_Exercise task_
Restate all of the entries exactly, dropping any pictures they hold.

_Records provided_

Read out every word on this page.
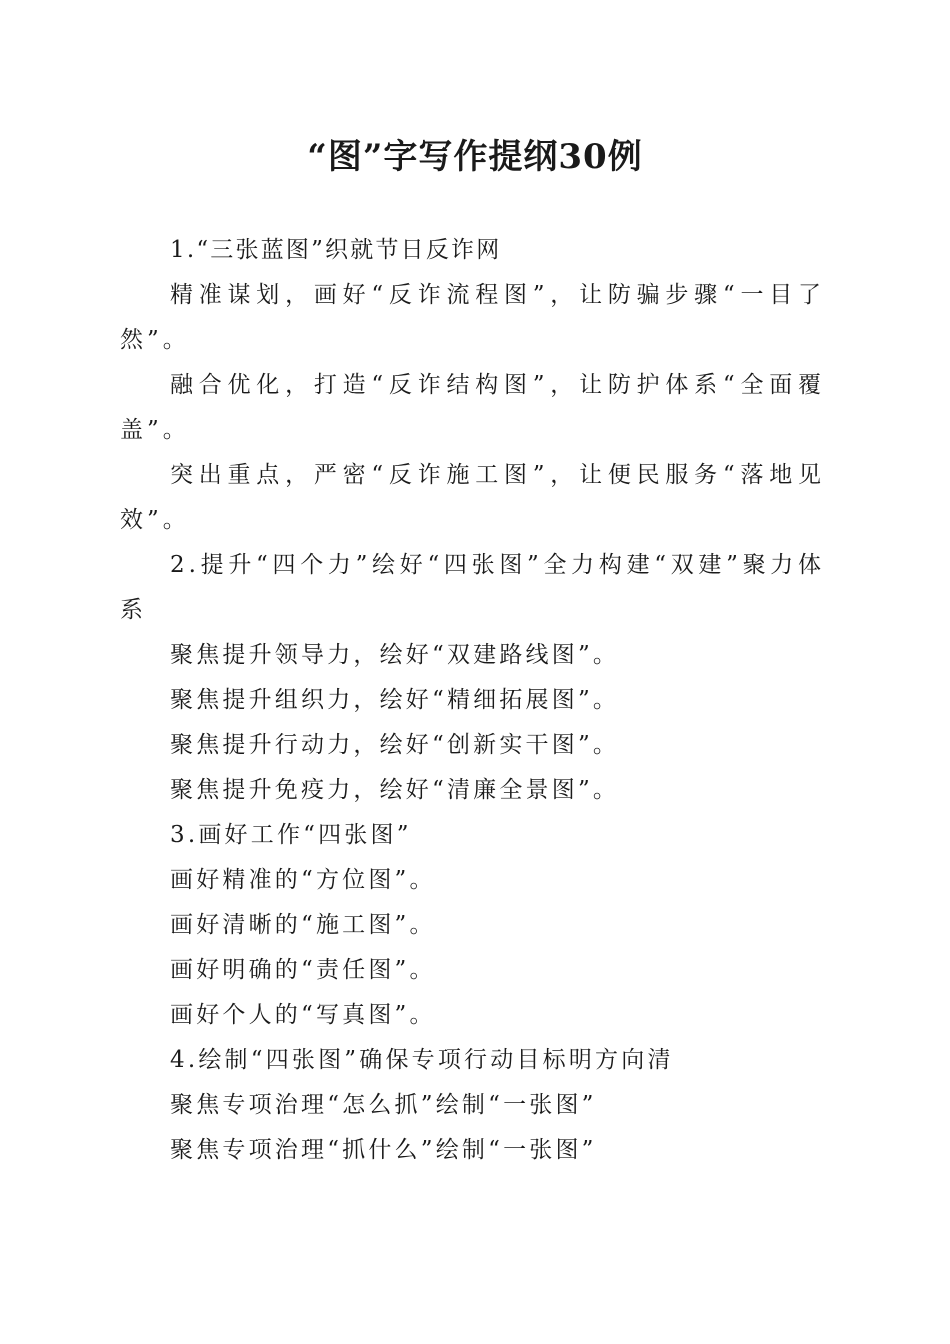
“图”字写作提纲30例

1.“三张蓝图”织就节日反诈网

精准谋划，画好“反诈流程图”，让防骗步骤“一目了然”。

融合优化，打造“反诈结构图”，让防护体系“全面覆盖”。

突出重点，严密“反诈施工图”，让便民服务“落地见效”。

2.提升“四个力”绘好“四张图”全力构建“双建”聚力体系

聚焦提升领导力，绘好“双建路线图”。

聚焦提升组织力，绘好“精细拓展图”。

聚焦提升行动力，绘好“创新实干图”。

聚焦提升免疫力，绘好“清廉全景图”。

3.画好工作“四张图”

画好精准的“方位图”。

画好清晰的“施工图”。

画好明确的“责任图”。

画好个人的“写真图”。

4.绘制“四张图”确保专项行动目标明方向清

聚焦专项治理“怎么抓”绘制“一张图”

聚焦专项治理“抓什么”绘制“一张图”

_Task response_
Read out every word on this page.
“图”字写作提纲30例

1.“三张蓝图”织就节日反诈网

精准谋划，画好“反诈流程图”，让防骗步骤“一目了然”。

融合优化，打造“反诈结构图”，让防护体系“全面覆盖”。

突出重点，严密“反诈施工图”，让便民服务“落地见效”。

2.提升“四个力”绘好“四张图”全力构建“双建”聚力体系

聚焦提升领导力，绘好“双建路线图”。

聚焦提升组织力，绘好“精细拓展图”。

聚焦提升行动力，绘好“创新实干图”。

聚焦提升免疫力，绘好“清廉全景图”。

3.画好工作“四张图”

画好精准的“方位图”。

画好清晰的“施工图”。

画好明确的“责任图”。

画好个人的“写真图”。

4.绘制“四张图”确保专项行动目标明方向清

聚焦专项治理“怎么抓”绘制“一张图”

聚焦专项治理“抓什么”绘制“一张图”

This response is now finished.